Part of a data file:
···
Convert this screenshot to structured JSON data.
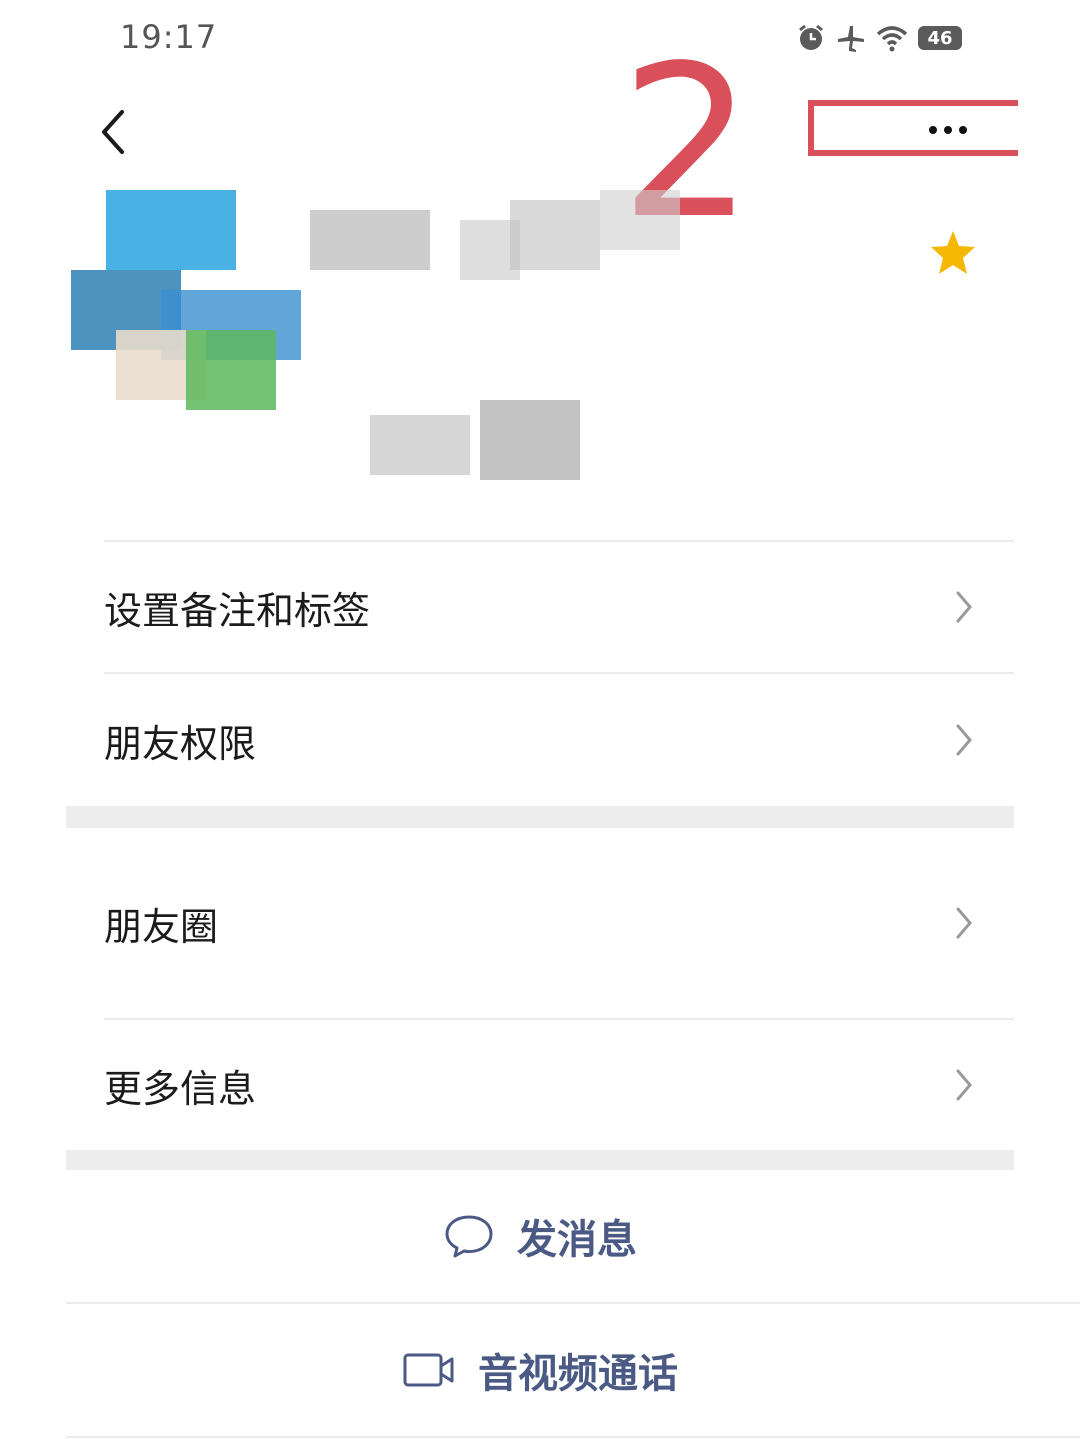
{
  "status_bar": {
    "time": "19:17",
    "icons": [
      "alarm-icon",
      "airplane-icon",
      "wifi-icon",
      "battery-icon"
    ],
    "battery": "46"
  },
  "header": {
    "annotation_number": "2",
    "annotation_color": "#d9505a",
    "back_icon": "chevron-left-icon",
    "more_icon": "more-dots-icon"
  },
  "profile": {
    "starred": true,
    "star_color": "#f5b800"
  },
  "menu": {
    "items": [
      {
        "label": "设置备注和标签"
      },
      {
        "label": "朋友权限"
      },
      {
        "label": "朋友圈"
      },
      {
        "label": "更多信息"
      }
    ]
  },
  "actions": {
    "message": {
      "label": "发消息",
      "icon": "chat-bubble-icon"
    },
    "call": {
      "label": "音视频通话",
      "icon": "video-camera-icon"
    },
    "color": "#4a5a84"
  }
}
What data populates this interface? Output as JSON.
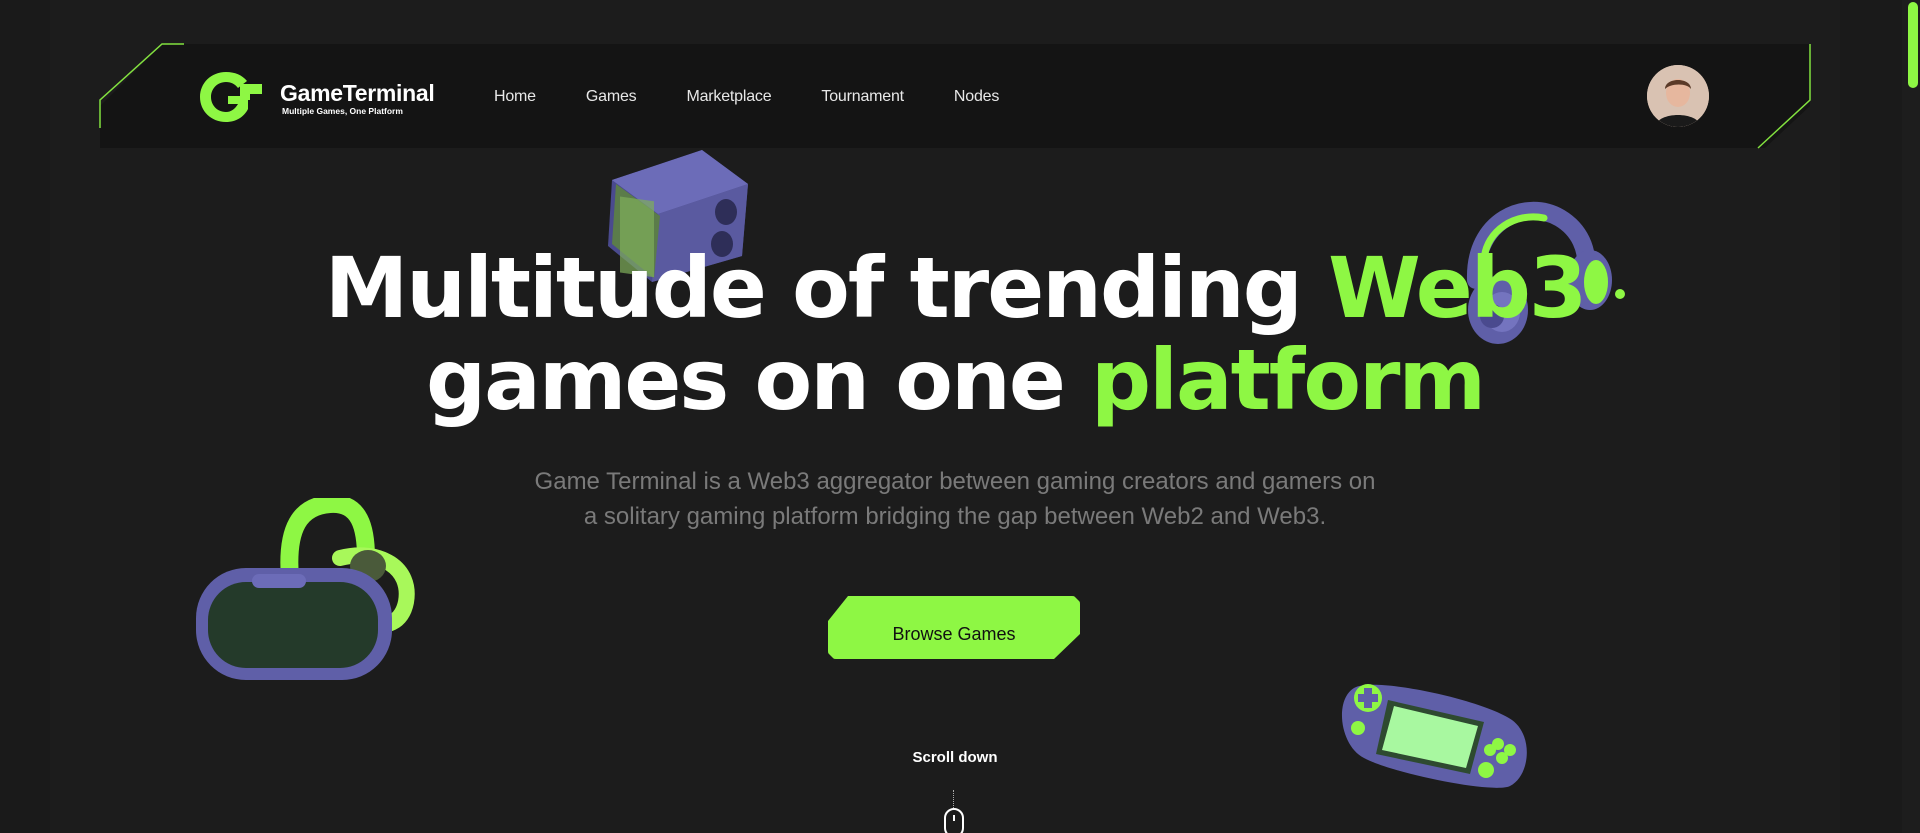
{
  "brand": {
    "name": "GameTerminal",
    "tagline": "Multiple Games, One Platform"
  },
  "nav": {
    "items": [
      "Home",
      "Games",
      "Marketplace",
      "Tournament",
      "Nodes"
    ]
  },
  "hero": {
    "headline_part1": "Multitude of trending ",
    "headline_highlight1": "Web3",
    "headline_part2": "games on one ",
    "headline_highlight2": "platform",
    "subtitle_line1": "Game Terminal is a Web3 aggregator between gaming creators and gamers on",
    "subtitle_line2": "a solitary gaming platform bridging the gap between Web2 and Web3.",
    "cta_label": "Browse Games",
    "scroll_label": "Scroll down"
  },
  "colors": {
    "accent": "#8ef744",
    "background": "#1a1a1a",
    "navbar": "#141414",
    "device_purple": "#5f5fa8"
  },
  "icons": [
    "logo-icon",
    "speaker-cube-icon",
    "headphones-icon",
    "vr-headset-icon",
    "gamepad-icon",
    "mouse-icon"
  ]
}
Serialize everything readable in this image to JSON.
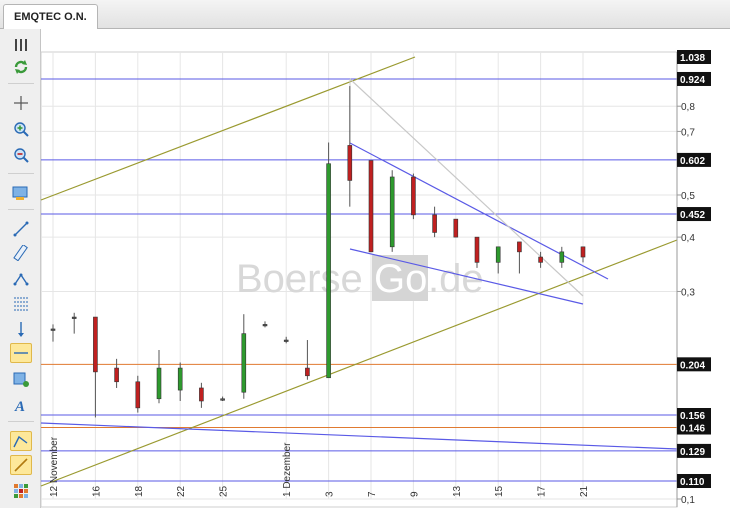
{
  "tab": {
    "label": "EMQTEC O.N."
  },
  "watermark": {
    "left": "Boerse",
    "mid": "Go",
    "right": ".de"
  },
  "colors": {
    "blue_line": "#5a5ae6",
    "orange_line": "#e07a30",
    "olive_line": "#9a9a30",
    "up": "#2e9a2e",
    "down": "#c02020"
  },
  "toolbar": {
    "icons": [
      "drag-handle-icon",
      "refresh-icon",
      "crosshair-icon",
      "zoom-in-icon",
      "zoom-out-icon",
      "screenshot-icon",
      "line-tool-icon",
      "ruler-icon",
      "polyline-icon",
      "fibonacci-icon",
      "vertical-line-icon",
      "horizontal-line-icon",
      "rectangle-icon",
      "text-tool-icon",
      "trendline-tool-icon",
      "ray-tool-icon",
      "grid-icon"
    ]
  },
  "chart_data": {
    "type": "candlestick",
    "y_scale": "log",
    "ylim": [
      0.1,
      1.038
    ],
    "y_ticks": [
      "0,1",
      "0,3",
      "0,4",
      "0,5",
      "0,7",
      "0,8"
    ],
    "price_labels": [
      "1.038",
      "0.924",
      "0.602",
      "0.452",
      "0.204",
      "0.156",
      "0.146",
      "0.129",
      "0.110"
    ],
    "x_ticks": [
      {
        "label": "12 November",
        "i": 0
      },
      {
        "label": "16",
        "i": 2
      },
      {
        "label": "18",
        "i": 4
      },
      {
        "label": "22",
        "i": 6
      },
      {
        "label": "25",
        "i": 8
      },
      {
        "label": "1 Dezember",
        "i": 11
      },
      {
        "label": "3",
        "i": 13
      },
      {
        "label": "7",
        "i": 15
      },
      {
        "label": "9",
        "i": 17
      },
      {
        "label": "13",
        "i": 19
      },
      {
        "label": "15",
        "i": 21
      },
      {
        "label": "17",
        "i": 23
      },
      {
        "label": "21",
        "i": 25
      }
    ],
    "candles": [
      {
        "o": 0.246,
        "h": 0.252,
        "l": 0.23,
        "c": 0.246
      },
      {
        "o": 0.262,
        "h": 0.268,
        "l": 0.24,
        "c": 0.262
      },
      {
        "o": 0.262,
        "h": 0.262,
        "l": 0.154,
        "c": 0.196
      },
      {
        "o": 0.2,
        "h": 0.21,
        "l": 0.18,
        "c": 0.186
      },
      {
        "o": 0.186,
        "h": 0.192,
        "l": 0.158,
        "c": 0.162
      },
      {
        "o": 0.17,
        "h": 0.22,
        "l": 0.166,
        "c": 0.2
      },
      {
        "o": 0.178,
        "h": 0.206,
        "l": 0.168,
        "c": 0.2
      },
      {
        "o": 0.18,
        "h": 0.185,
        "l": 0.162,
        "c": 0.168
      },
      {
        "o": 0.17,
        "h": 0.172,
        "l": 0.168,
        "c": 0.17
      },
      {
        "o": 0.176,
        "h": 0.266,
        "l": 0.17,
        "c": 0.24
      },
      {
        "o": 0.252,
        "h": 0.256,
        "l": 0.248,
        "c": 0.252
      },
      {
        "o": 0.232,
        "h": 0.236,
        "l": 0.228,
        "c": 0.232
      },
      {
        "o": 0.2,
        "h": 0.232,
        "l": 0.188,
        "c": 0.192
      },
      {
        "o": 0.19,
        "h": 0.66,
        "l": 0.19,
        "c": 0.59
      },
      {
        "o": 0.65,
        "h": 0.89,
        "l": 0.47,
        "c": 0.54
      },
      {
        "o": 0.6,
        "h": 0.6,
        "l": 0.37,
        "c": 0.37
      },
      {
        "o": 0.38,
        "h": 0.57,
        "l": 0.37,
        "c": 0.55
      },
      {
        "o": 0.55,
        "h": 0.56,
        "l": 0.44,
        "c": 0.45
      },
      {
        "o": 0.45,
        "h": 0.47,
        "l": 0.4,
        "c": 0.41
      },
      {
        "o": 0.44,
        "h": 0.44,
        "l": 0.4,
        "c": 0.4
      },
      {
        "o": 0.4,
        "h": 0.4,
        "l": 0.34,
        "c": 0.35
      },
      {
        "o": 0.35,
        "h": 0.38,
        "l": 0.33,
        "c": 0.38
      },
      {
        "o": 0.39,
        "h": 0.39,
        "l": 0.33,
        "c": 0.37
      },
      {
        "o": 0.36,
        "h": 0.37,
        "l": 0.34,
        "c": 0.35
      },
      {
        "o": 0.35,
        "h": 0.38,
        "l": 0.34,
        "c": 0.37
      },
      {
        "o": 0.38,
        "h": 0.38,
        "l": 0.35,
        "c": 0.36
      }
    ],
    "hlines": [
      {
        "v": 0.924,
        "color": "#5a5ae6"
      },
      {
        "v": 0.602,
        "color": "#5a5ae6"
      },
      {
        "v": 0.452,
        "color": "#5a5ae6"
      },
      {
        "v": 0.204,
        "color": "#e07a30"
      },
      {
        "v": 0.156,
        "color": "#5a5ae6"
      },
      {
        "v": 0.146,
        "color": "#e07a30"
      },
      {
        "v": 0.129,
        "color": "#5a5ae6"
      },
      {
        "v": 0.11,
        "color": "#5a5ae6"
      }
    ]
  }
}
···
Wherever a line in the data above holds "JSON", copy that line.

* **TASK RESULT**
Convert this screenshot to structured JSON data.
What data populates this interface? Output as JSON.
Serialize everything readable in this image to JSON.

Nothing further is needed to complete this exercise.